▶ Aim
Sift the material for lines containing "LexToken", and return them.

"""

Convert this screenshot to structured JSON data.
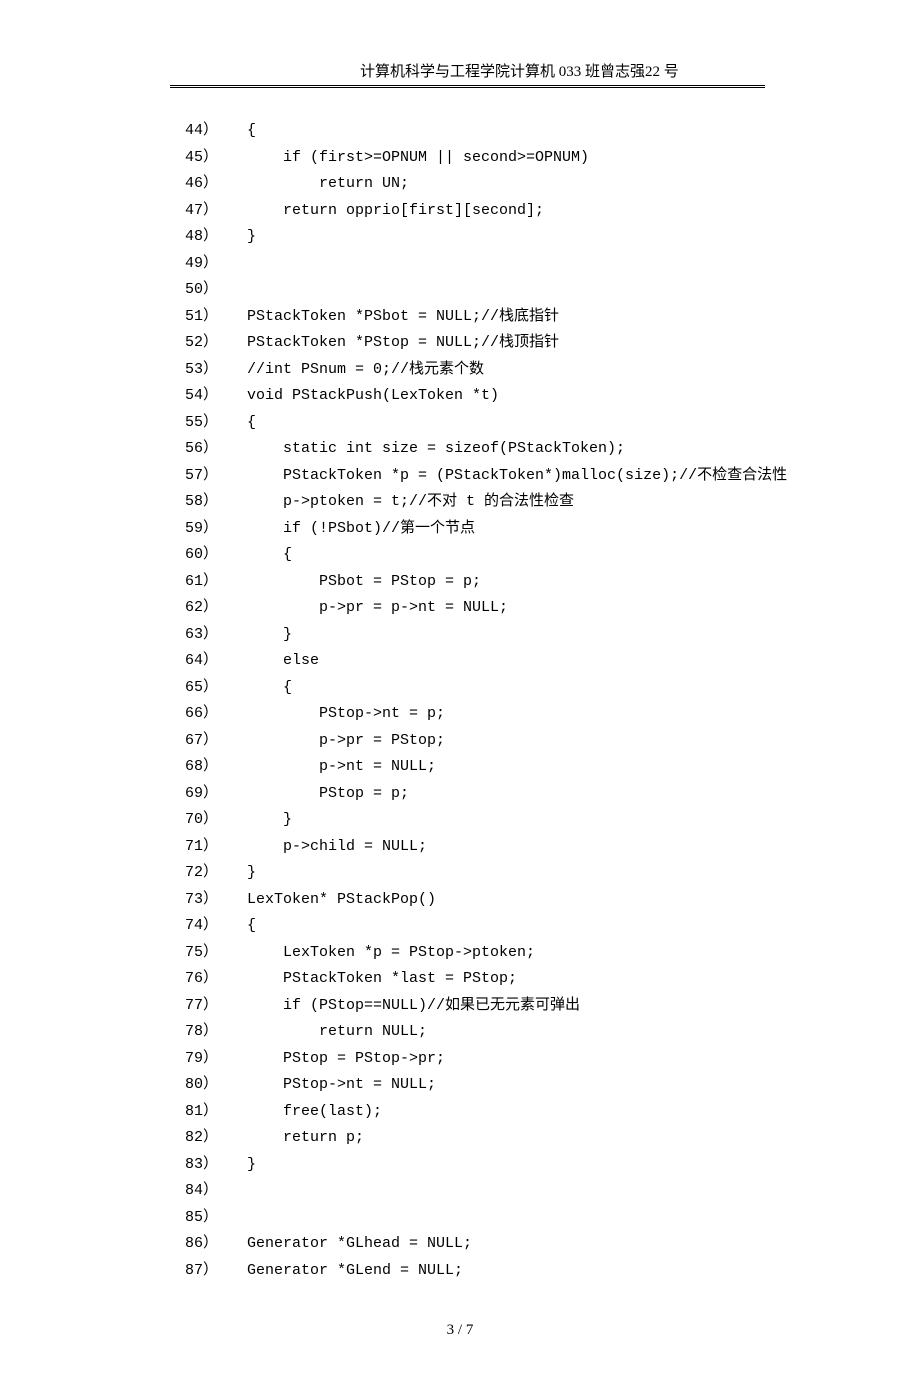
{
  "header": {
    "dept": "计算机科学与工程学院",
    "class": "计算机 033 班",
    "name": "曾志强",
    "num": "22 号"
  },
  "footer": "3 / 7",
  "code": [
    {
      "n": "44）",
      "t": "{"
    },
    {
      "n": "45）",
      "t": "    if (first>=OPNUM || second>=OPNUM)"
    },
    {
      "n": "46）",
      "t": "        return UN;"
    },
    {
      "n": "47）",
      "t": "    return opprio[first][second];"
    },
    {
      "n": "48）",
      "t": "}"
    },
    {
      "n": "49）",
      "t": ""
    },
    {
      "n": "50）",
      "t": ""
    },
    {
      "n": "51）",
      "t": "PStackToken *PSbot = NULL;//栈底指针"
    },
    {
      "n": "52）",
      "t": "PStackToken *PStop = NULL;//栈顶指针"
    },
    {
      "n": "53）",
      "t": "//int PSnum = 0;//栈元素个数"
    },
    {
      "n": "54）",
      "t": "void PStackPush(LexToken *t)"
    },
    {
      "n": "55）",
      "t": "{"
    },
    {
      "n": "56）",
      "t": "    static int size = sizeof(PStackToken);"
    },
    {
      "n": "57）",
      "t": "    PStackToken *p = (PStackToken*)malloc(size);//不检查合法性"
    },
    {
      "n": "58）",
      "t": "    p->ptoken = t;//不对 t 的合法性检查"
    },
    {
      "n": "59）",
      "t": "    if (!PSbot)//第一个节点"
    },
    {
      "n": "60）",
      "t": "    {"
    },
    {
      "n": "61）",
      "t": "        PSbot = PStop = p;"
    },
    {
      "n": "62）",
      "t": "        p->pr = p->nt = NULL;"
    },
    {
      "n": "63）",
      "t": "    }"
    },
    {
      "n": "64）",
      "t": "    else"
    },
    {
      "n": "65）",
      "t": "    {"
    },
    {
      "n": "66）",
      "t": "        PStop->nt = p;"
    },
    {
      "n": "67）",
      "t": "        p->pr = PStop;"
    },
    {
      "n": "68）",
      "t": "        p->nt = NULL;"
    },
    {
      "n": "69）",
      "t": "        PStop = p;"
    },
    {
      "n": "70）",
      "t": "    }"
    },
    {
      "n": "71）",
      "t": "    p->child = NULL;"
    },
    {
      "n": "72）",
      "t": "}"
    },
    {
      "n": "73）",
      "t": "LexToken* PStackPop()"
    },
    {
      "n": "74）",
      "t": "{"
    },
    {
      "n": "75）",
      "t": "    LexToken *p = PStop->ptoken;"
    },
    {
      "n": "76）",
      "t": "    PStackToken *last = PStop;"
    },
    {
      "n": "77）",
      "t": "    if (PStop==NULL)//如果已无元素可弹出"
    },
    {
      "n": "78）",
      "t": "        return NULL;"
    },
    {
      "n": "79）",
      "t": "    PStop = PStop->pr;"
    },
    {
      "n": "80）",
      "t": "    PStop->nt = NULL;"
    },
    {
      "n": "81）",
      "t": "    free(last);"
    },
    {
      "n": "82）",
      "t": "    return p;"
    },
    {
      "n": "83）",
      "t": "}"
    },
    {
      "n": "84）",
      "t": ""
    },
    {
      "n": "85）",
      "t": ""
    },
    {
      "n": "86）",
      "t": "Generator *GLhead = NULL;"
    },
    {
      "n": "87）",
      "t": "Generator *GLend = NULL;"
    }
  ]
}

"""
"""

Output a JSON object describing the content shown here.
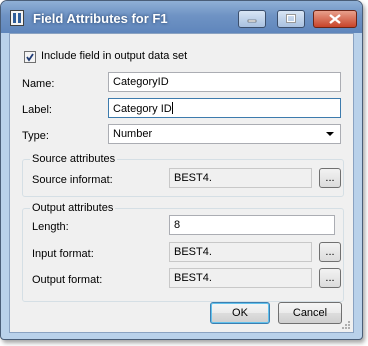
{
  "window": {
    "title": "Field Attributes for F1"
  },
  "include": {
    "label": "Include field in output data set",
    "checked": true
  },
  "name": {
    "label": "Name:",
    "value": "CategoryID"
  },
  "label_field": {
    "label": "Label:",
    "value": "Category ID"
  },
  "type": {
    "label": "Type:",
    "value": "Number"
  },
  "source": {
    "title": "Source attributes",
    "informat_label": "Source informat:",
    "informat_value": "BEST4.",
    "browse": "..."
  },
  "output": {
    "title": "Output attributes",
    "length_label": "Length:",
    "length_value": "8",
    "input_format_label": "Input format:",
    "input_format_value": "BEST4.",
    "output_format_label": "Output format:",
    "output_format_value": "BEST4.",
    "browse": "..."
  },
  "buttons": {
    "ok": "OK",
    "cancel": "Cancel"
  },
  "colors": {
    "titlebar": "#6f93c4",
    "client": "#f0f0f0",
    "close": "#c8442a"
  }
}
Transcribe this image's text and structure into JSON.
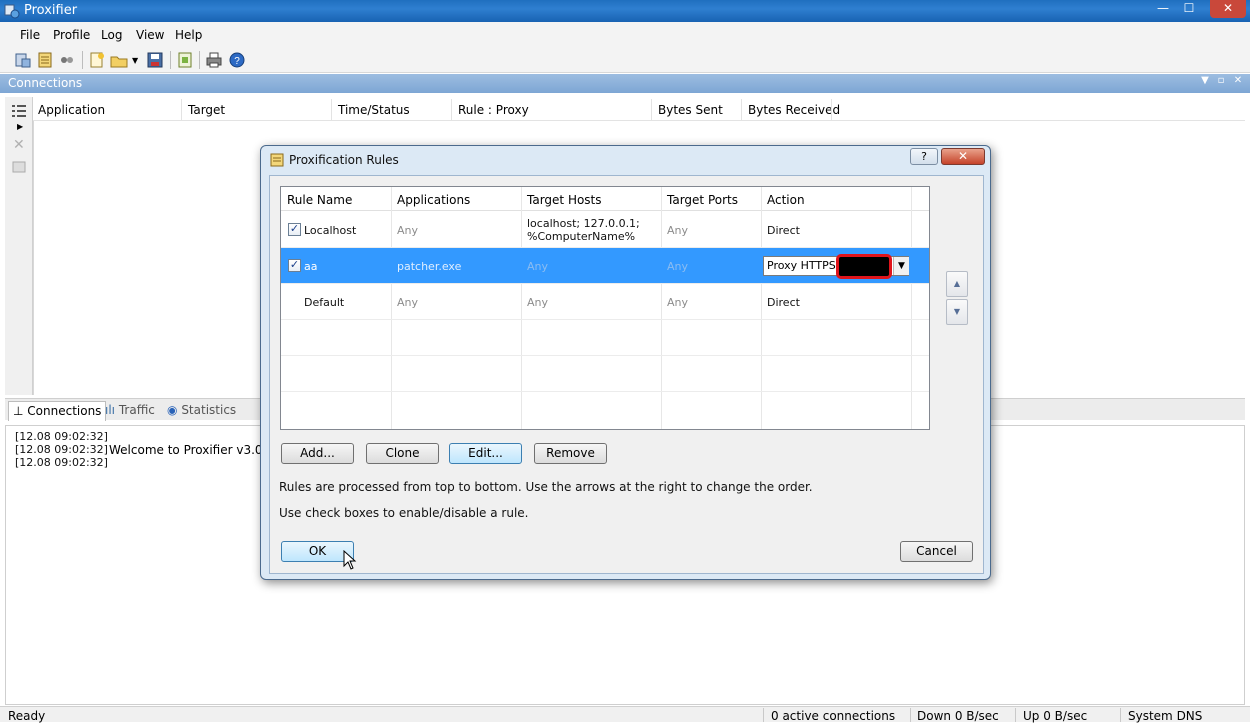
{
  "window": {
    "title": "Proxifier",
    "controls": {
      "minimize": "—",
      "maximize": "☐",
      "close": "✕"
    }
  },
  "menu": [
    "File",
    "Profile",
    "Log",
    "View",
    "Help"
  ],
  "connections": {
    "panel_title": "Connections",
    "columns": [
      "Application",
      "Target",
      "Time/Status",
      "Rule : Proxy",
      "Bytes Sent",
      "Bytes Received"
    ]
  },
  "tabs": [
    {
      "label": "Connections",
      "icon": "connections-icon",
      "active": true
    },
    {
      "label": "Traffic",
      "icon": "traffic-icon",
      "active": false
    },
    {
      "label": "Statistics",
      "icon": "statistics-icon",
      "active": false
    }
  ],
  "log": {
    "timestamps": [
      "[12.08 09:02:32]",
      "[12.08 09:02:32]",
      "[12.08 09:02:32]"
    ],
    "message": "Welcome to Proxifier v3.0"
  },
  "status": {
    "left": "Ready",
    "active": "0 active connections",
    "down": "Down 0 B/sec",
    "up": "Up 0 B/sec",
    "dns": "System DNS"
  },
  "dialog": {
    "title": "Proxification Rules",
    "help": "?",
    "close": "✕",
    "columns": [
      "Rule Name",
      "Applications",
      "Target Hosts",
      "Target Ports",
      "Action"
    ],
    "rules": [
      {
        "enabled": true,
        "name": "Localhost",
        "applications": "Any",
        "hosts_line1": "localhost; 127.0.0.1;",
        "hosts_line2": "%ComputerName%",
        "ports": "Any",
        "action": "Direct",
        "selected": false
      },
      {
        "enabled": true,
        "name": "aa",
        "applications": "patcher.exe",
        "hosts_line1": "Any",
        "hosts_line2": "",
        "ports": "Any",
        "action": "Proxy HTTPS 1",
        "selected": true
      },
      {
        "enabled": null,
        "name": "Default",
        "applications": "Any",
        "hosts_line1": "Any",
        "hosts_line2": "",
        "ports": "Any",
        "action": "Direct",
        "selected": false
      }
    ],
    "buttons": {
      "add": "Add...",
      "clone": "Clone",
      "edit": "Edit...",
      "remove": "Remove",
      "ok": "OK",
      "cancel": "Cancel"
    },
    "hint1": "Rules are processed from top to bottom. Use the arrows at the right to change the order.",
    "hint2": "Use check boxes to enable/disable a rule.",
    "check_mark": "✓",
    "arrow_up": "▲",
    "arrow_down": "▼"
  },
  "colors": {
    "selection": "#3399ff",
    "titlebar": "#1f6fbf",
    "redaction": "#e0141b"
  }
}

"""
"""

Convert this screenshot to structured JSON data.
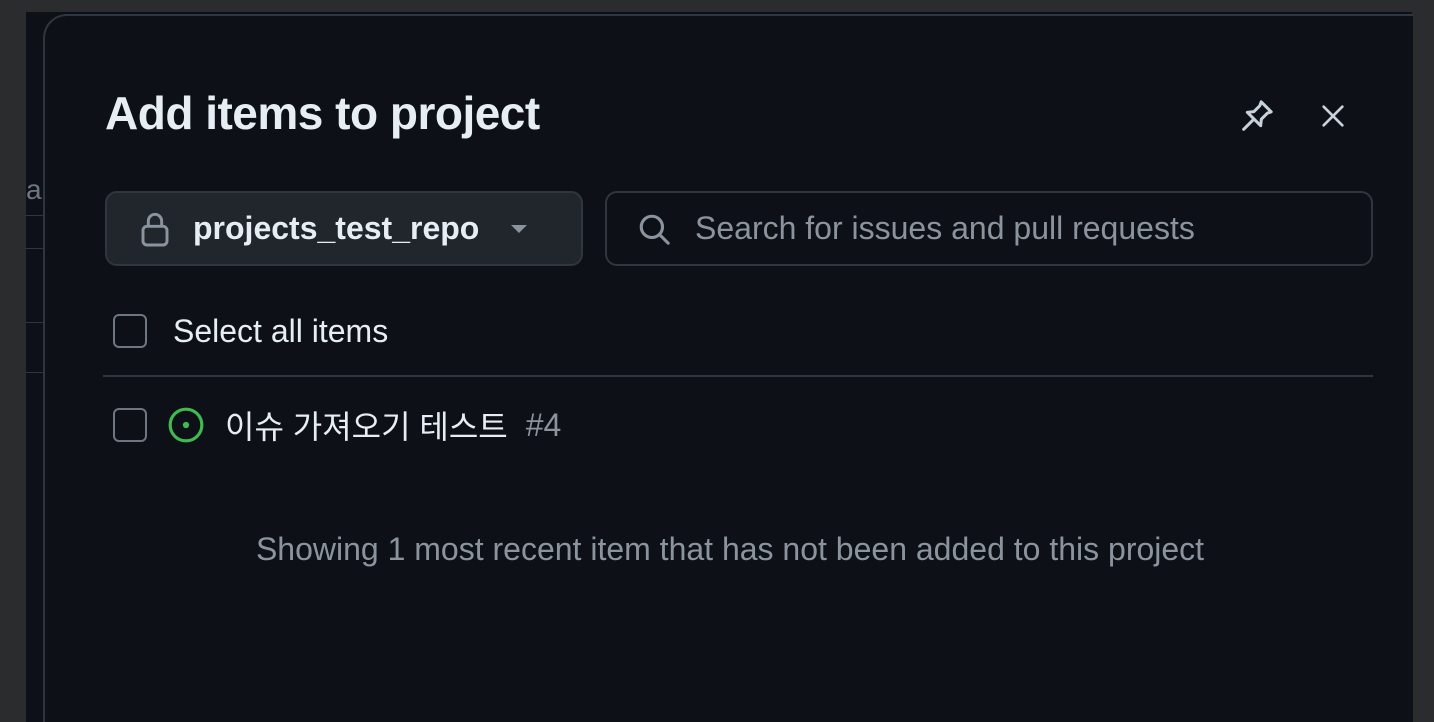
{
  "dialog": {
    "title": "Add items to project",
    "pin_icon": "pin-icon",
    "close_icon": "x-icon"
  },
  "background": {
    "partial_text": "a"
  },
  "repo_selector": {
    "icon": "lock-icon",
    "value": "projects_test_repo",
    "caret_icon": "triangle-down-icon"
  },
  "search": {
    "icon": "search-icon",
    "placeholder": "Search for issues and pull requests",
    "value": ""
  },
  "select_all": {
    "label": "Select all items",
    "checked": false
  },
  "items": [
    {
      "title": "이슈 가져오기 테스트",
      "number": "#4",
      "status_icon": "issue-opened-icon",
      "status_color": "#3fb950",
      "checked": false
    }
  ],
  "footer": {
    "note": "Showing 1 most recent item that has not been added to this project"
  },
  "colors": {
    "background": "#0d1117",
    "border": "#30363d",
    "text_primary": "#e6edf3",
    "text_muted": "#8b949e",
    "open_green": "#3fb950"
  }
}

"""

▶ Exercise solution
      "t": "void PStackPush(LexToken *t)"
      "t": "LexToken* PStackPop()"
      "t": "    LexToken *p = PStop->ptoken;"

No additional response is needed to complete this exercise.